▶ [Brief]:
Keep the images out and copy every entry below exactly.

▶ [Records excerpted from a collection]:
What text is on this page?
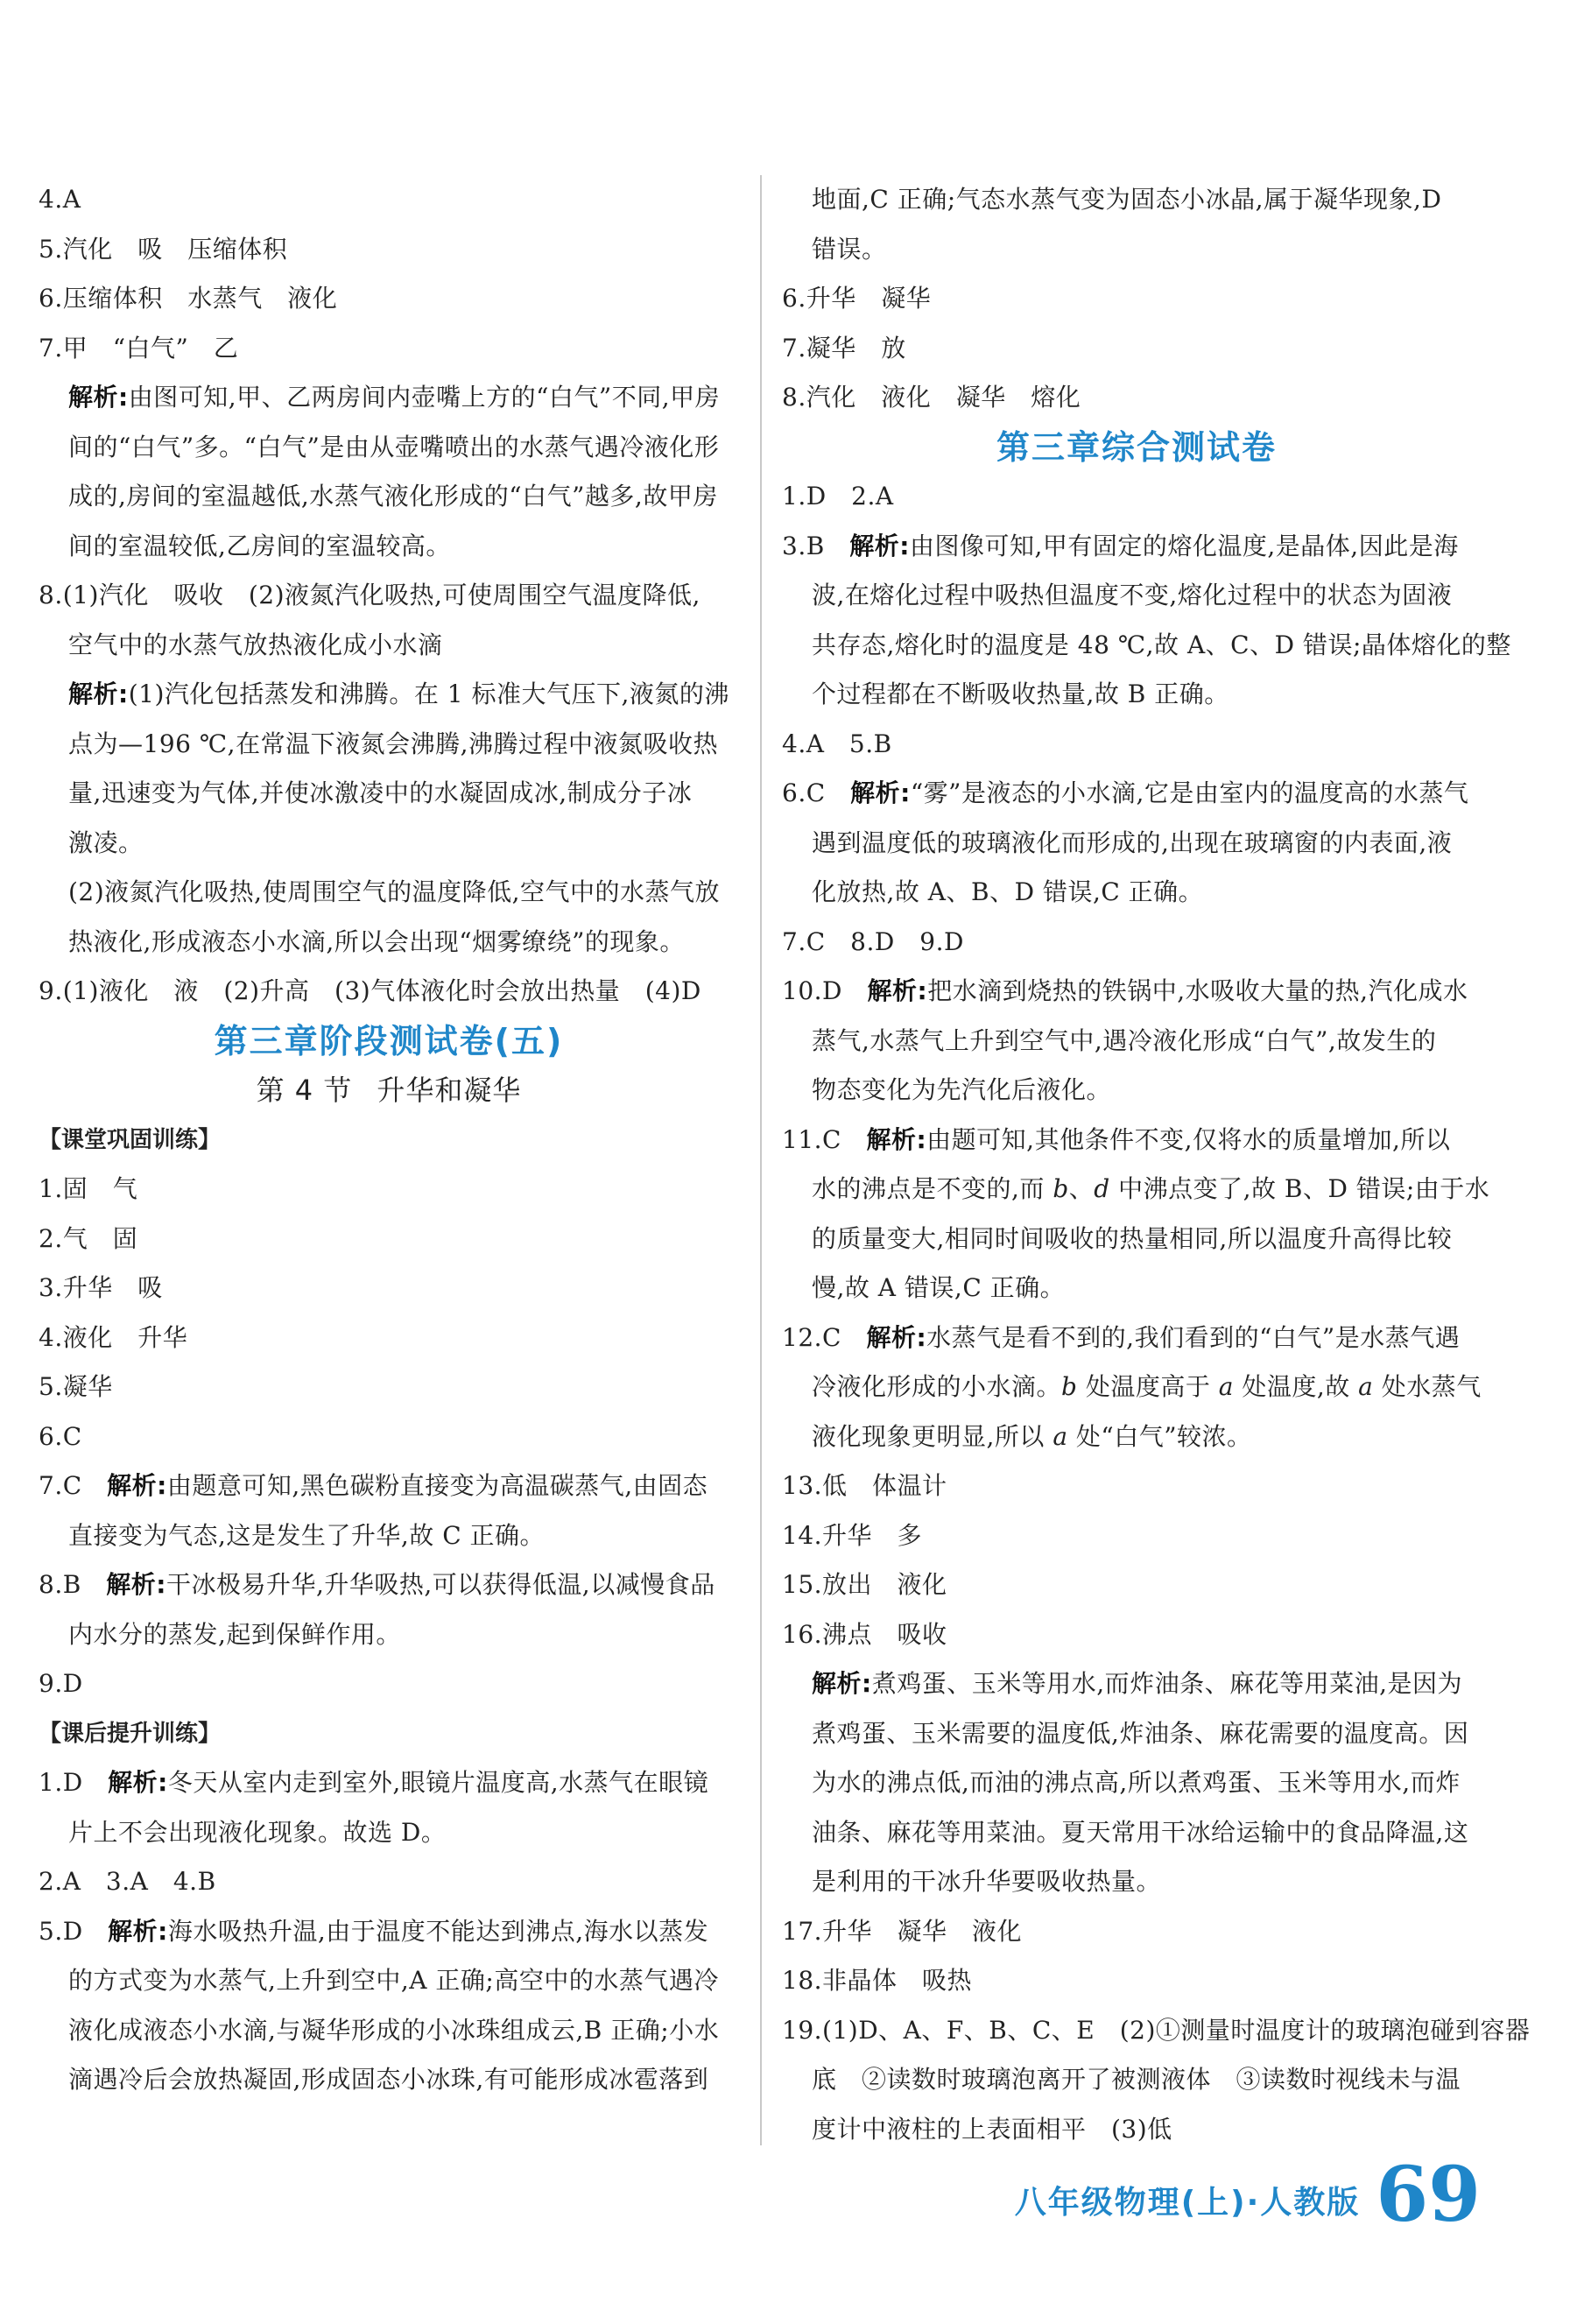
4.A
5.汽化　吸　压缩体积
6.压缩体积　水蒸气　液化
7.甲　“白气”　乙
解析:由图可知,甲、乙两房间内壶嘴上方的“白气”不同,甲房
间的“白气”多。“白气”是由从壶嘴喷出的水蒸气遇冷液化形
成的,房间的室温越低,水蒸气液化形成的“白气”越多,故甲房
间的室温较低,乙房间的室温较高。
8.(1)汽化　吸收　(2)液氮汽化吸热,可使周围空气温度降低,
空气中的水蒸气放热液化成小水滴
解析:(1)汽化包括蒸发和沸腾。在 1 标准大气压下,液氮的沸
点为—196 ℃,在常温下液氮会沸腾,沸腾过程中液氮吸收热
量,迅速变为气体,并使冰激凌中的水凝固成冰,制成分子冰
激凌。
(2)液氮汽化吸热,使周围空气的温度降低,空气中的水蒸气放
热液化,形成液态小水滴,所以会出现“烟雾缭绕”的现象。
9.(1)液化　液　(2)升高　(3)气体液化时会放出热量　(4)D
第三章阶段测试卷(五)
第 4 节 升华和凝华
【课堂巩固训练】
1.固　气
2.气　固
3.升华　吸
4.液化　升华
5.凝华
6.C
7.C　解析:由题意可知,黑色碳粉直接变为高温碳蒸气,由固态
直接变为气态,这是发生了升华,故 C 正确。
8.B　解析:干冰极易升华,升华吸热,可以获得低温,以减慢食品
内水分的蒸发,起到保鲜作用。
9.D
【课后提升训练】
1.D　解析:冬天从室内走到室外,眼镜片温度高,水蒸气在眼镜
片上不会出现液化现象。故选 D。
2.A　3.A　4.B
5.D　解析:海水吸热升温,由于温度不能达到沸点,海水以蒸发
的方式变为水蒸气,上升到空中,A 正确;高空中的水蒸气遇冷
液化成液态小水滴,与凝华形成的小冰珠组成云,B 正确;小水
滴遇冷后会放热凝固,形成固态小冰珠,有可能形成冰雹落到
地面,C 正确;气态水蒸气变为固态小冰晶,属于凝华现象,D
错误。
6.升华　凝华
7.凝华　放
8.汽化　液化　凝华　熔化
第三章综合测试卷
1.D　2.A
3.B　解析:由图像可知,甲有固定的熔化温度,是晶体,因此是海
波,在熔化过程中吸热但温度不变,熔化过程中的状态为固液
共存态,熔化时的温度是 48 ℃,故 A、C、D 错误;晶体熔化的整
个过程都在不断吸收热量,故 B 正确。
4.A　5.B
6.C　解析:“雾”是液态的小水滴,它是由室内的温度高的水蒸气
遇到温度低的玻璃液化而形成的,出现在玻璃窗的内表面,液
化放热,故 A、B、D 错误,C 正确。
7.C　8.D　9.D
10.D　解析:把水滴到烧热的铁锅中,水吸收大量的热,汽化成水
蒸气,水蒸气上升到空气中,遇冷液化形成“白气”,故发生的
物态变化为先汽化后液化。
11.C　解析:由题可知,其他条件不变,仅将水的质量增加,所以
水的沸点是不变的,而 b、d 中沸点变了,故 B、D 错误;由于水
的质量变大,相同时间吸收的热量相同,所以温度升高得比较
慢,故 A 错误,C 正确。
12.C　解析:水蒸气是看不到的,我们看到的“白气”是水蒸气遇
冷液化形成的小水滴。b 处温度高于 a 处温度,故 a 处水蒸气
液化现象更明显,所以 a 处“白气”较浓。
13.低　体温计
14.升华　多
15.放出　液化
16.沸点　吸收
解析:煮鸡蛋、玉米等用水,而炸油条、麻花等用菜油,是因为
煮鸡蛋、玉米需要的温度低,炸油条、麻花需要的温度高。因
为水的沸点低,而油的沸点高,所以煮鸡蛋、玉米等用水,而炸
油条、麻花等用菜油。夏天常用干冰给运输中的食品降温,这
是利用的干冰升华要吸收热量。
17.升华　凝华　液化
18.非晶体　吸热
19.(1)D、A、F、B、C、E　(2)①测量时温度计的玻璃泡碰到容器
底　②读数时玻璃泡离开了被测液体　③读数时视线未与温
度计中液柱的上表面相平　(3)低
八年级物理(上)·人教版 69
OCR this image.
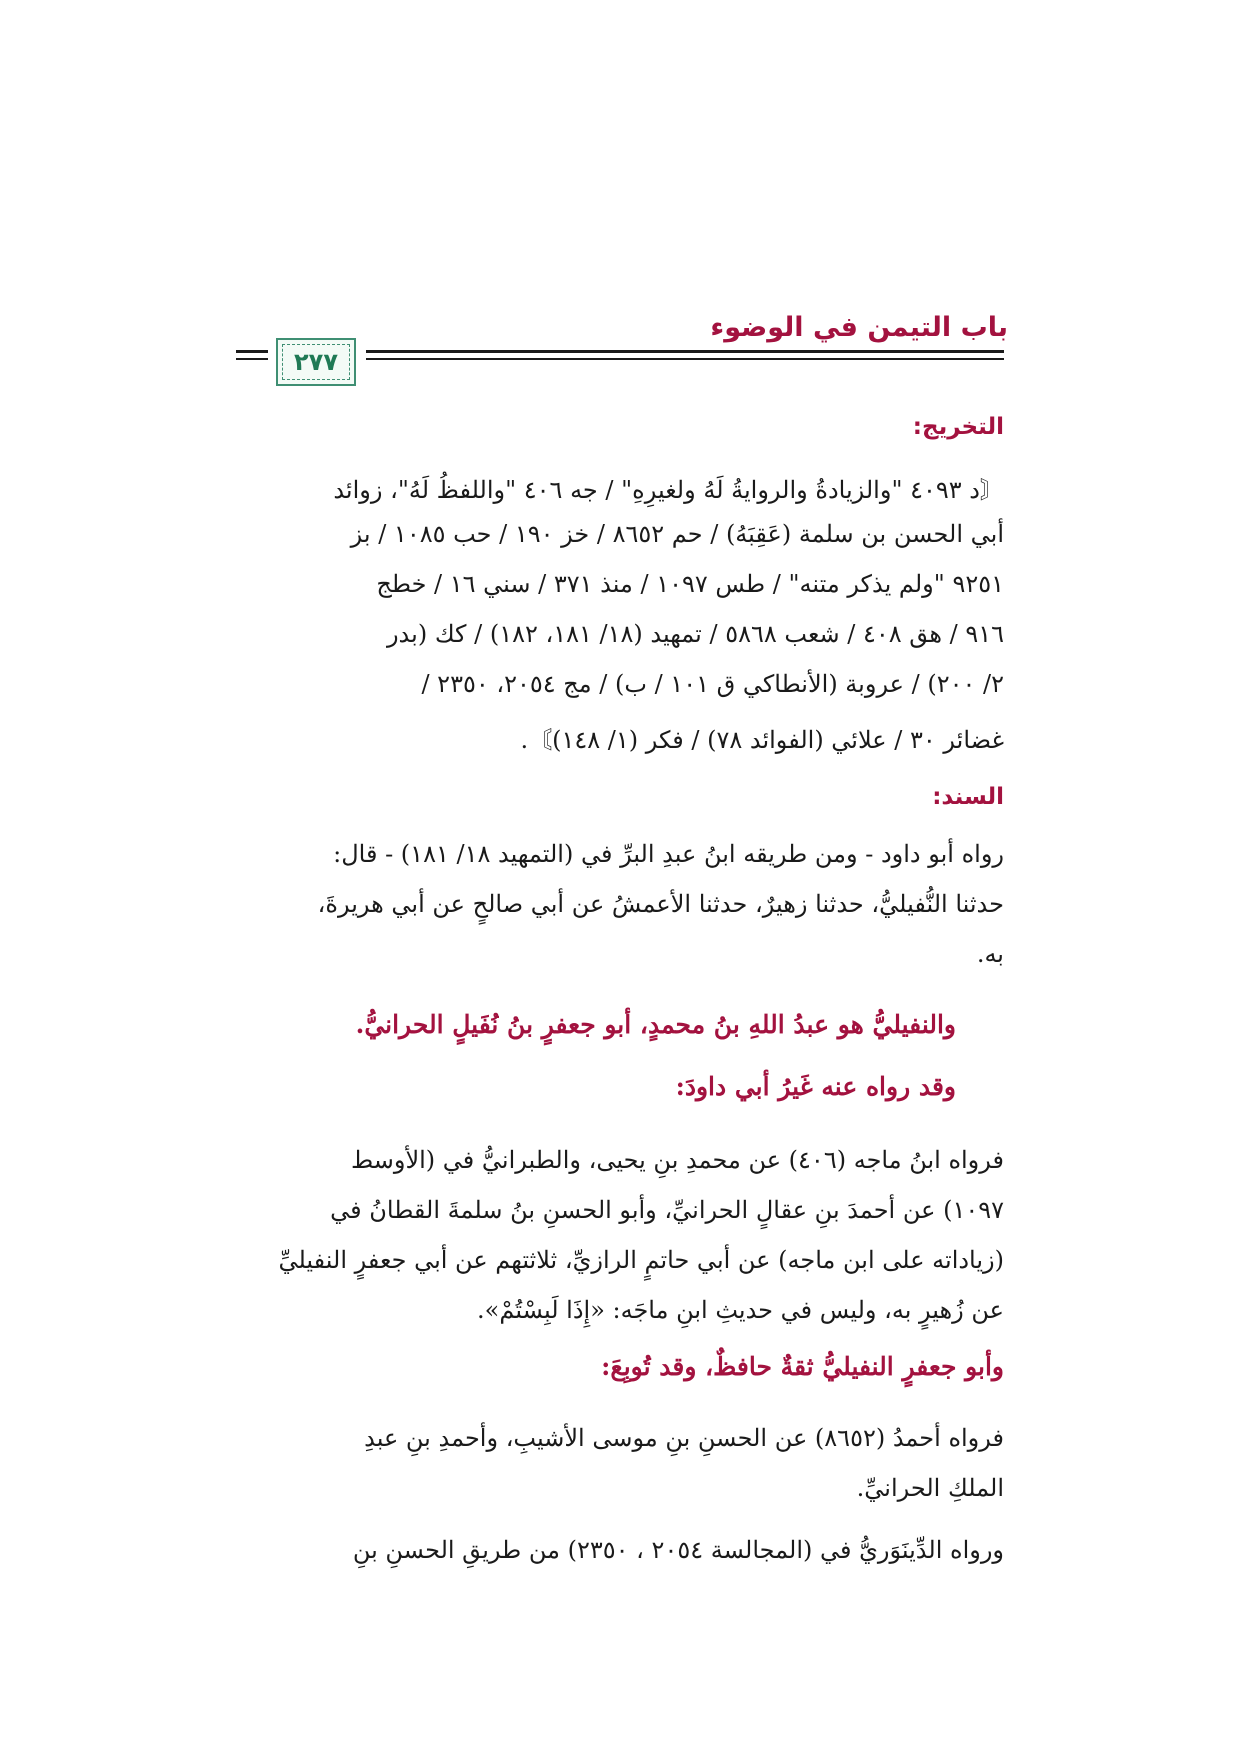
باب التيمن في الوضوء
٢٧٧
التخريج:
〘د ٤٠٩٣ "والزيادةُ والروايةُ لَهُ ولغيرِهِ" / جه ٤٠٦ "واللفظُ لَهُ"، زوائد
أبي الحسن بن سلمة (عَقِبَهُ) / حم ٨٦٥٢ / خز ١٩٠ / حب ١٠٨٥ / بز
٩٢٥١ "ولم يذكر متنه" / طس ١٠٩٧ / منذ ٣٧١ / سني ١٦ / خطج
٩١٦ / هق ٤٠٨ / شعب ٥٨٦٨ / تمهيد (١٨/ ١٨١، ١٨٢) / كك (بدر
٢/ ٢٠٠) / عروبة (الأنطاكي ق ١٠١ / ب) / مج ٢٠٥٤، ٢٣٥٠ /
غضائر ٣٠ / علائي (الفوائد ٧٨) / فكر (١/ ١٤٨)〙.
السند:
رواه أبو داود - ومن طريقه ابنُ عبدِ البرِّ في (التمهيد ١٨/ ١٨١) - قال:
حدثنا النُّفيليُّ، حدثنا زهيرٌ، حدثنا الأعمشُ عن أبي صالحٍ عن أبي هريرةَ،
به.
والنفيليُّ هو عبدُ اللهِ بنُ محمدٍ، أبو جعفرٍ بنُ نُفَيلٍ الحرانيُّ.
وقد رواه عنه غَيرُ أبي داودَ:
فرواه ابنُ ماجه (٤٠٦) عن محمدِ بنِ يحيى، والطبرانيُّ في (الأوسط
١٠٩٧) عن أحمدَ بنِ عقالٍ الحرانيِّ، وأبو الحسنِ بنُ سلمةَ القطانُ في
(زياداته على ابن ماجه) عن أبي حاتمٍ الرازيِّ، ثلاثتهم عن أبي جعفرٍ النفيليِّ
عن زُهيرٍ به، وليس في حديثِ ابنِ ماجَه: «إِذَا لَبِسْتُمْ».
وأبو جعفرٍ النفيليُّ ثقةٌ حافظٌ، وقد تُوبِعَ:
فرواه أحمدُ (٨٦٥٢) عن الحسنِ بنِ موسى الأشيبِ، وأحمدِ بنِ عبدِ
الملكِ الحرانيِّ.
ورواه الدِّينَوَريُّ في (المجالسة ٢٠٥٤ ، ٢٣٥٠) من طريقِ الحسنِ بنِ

▶ [Correct answer]:
What text is on this page?
4.A
5.汽化　吸　压缩体积
6.压缩体积　水蒸气　液化
7.甲　“白气”　乙
解析:由图可知,甲、乙两房间内壶嘴上方的“白气”不同,甲房
间的“白气”多。“白气”是由从壶嘴喷出的水蒸气遇冷液化形
成的,房间的室温越低,水蒸气液化形成的“白气”越多,故甲房
间的室温较低,乙房间的室温较高。
8.(1)汽化　吸收　(2)液氮汽化吸热,可使周围空气温度降低,
空气中的水蒸气放热液化成小水滴
解析:(1)汽化包括蒸发和沸腾。在 1 标准大气压下,液氮的沸
点为—196 ℃,在常温下液氮会沸腾,沸腾过程中液氮吸收热
量,迅速变为气体,并使冰激凌中的水凝固成冰,制成分子冰
激凌。
(2)液氮汽化吸热,使周围空气的温度降低,空气中的水蒸气放
热液化,形成液态小水滴,所以会出现“烟雾缭绕”的现象。
9.(1)液化　液　(2)升高　(3)气体液化时会放出热量　(4)D
第三章阶段测试卷(五)
第 4 节 升华和凝华
【课堂巩固训练】
1.固　气
2.气　固
3.升华　吸
4.液化　升华
5.凝华
6.C
7.C　解析:由题意可知,黑色碳粉直接变为高温碳蒸气,由固态
直接变为气态,这是发生了升华,故 C 正确。
8.B　解析:干冰极易升华,升华吸热,可以获得低温,以减慢食品
内水分的蒸发,起到保鲜作用。
9.D
【课后提升训练】
1.D　解析:冬天从室内走到室外,眼镜片温度高,水蒸气在眼镜
片上不会出现液化现象。故选 D。
2.A　3.A　4.B
5.D　解析:海水吸热升温,由于温度不能达到沸点,海水以蒸发
的方式变为水蒸气,上升到空中,A 正确;高空中的水蒸气遇冷
液化成液态小水滴,与凝华形成的小冰珠组成云,B 正确;小水
滴遇冷后会放热凝固,形成固态小冰珠,有可能形成冰雹落到
地面,C 正确;气态水蒸气变为固态小冰晶,属于凝华现象,D
错误。
6.升华　凝华
7.凝华　放
8.汽化　液化　凝华　熔化
第三章综合测试卷
1.D　2.A
3.B　解析:由图像可知,甲有固定的熔化温度,是晶体,因此是海
波,在熔化过程中吸热但温度不变,熔化过程中的状态为固液
共存态,熔化时的温度是 48 ℃,故 A、C、D 错误;晶体熔化的整
个过程都在不断吸收热量,故 B 正确。
4.A　5.B
6.C　解析:“雾”是液态的小水滴,它是由室内的温度高的水蒸气
遇到温度低的玻璃液化而形成的,出现在玻璃窗的内表面,液
化放热,故 A、B、D 错误,C 正确。
7.C　8.D　9.D
10.D　解析:把水滴到烧热的铁锅中,水吸收大量的热,汽化成水
蒸气,水蒸气上升到空气中,遇冷液化形成“白气”,故发生的
物态变化为先汽化后液化。
11.C　解析:由题可知,其他条件不变,仅将水的质量增加,所以
水的沸点是不变的,而 b、d 中沸点变了,故 B、D 错误;由于水
的质量变大,相同时间吸收的热量相同,所以温度升高得比较
慢,故 A 错误,C 正确。
12.C　解析:水蒸气是看不到的,我们看到的“白气”是水蒸气遇
冷液化形成的小水滴。b 处温度高于 a 处温度,故 a 处水蒸气
液化现象更明显,所以 a 处“白气”较浓。
13.低　体温计
14.升华　多
15.放出　液化
16.沸点　吸收
解析:煮鸡蛋、玉米等用水,而炸油条、麻花等用菜油,是因为
煮鸡蛋、玉米需要的温度低,炸油条、麻花需要的温度高。因
为水的沸点低,而油的沸点高,所以煮鸡蛋、玉米等用水,而炸
油条、麻花等用菜油。夏天常用干冰给运输中的食品降温,这
是利用的干冰升华要吸收热量。
17.升华　凝华　液化
18.非晶体　吸热
19.(1)D、A、F、B、C、E　(2)①测量时温度计的玻璃泡碰到容器
底　②读数时玻璃泡离开了被测液体　③读数时视线未与温
度计中液柱的上表面相平　(3)低
八年级物理(上)·人教版 69
OCR this image.
باب التيمن في الوضوء
٢٧٧
التخريج:
〘د ٤٠٩٣ "والزيادةُ والروايةُ لَهُ ولغيرِهِ" / جه ٤٠٦ "واللفظُ لَهُ"، زوائد
أبي الحسن بن سلمة (عَقِبَهُ) / حم ٨٦٥٢ / خز ١٩٠ / حب ١٠٨٥ / بز
٩٢٥١ "ولم يذكر متنه" / طس ١٠٩٧ / منذ ٣٧١ / سني ١٦ / خطج
٩١٦ / هق ٤٠٨ / شعب ٥٨٦٨ / تمهيد (١٨/ ١٨١، ١٨٢) / كك (بدر
٢/ ٢٠٠) / عروبة (الأنطاكي ق ١٠١ / ب) / مج ٢٠٥٤، ٢٣٥٠ /
غضائر ٣٠ / علائي (الفوائد ٧٨) / فكر (١/ ١٤٨)〙.
السند:
رواه أبو داود - ومن طريقه ابنُ عبدِ البرِّ في (التمهيد ١٨/ ١٨١) - قال:
حدثنا النُّفيليُّ، حدثنا زهيرٌ، حدثنا الأعمشُ عن أبي صالحٍ عن أبي هريرةَ،
به.
والنفيليُّ هو عبدُ اللهِ بنُ محمدٍ، أبو جعفرٍ بنُ نُفَيلٍ الحرانيُّ.
وقد رواه عنه غَيرُ أبي داودَ:
فرواه ابنُ ماجه (٤٠٦) عن محمدِ بنِ يحيى، والطبرانيُّ في (الأوسط
١٠٩٧) عن أحمدَ بنِ عقالٍ الحرانيِّ، وأبو الحسنِ بنُ سلمةَ القطانُ في
(زياداته على ابن ماجه) عن أبي حاتمٍ الرازيِّ، ثلاثتهم عن أبي جعفرٍ النفيليِّ
عن زُهيرٍ به، وليس في حديثِ ابنِ ماجَه: «إِذَا لَبِسْتُمْ».
وأبو جعفرٍ النفيليُّ ثقةٌ حافظٌ، وقد تُوبِعَ:
فرواه أحمدُ (٨٦٥٢) عن الحسنِ بنِ موسى الأشيبِ، وأحمدِ بنِ عبدِ
الملكِ الحرانيِّ.
ورواه الدِّينَوَريُّ في (المجالسة ٢٠٥٤ ، ٢٣٥٠) من طريقِ الحسنِ بنِ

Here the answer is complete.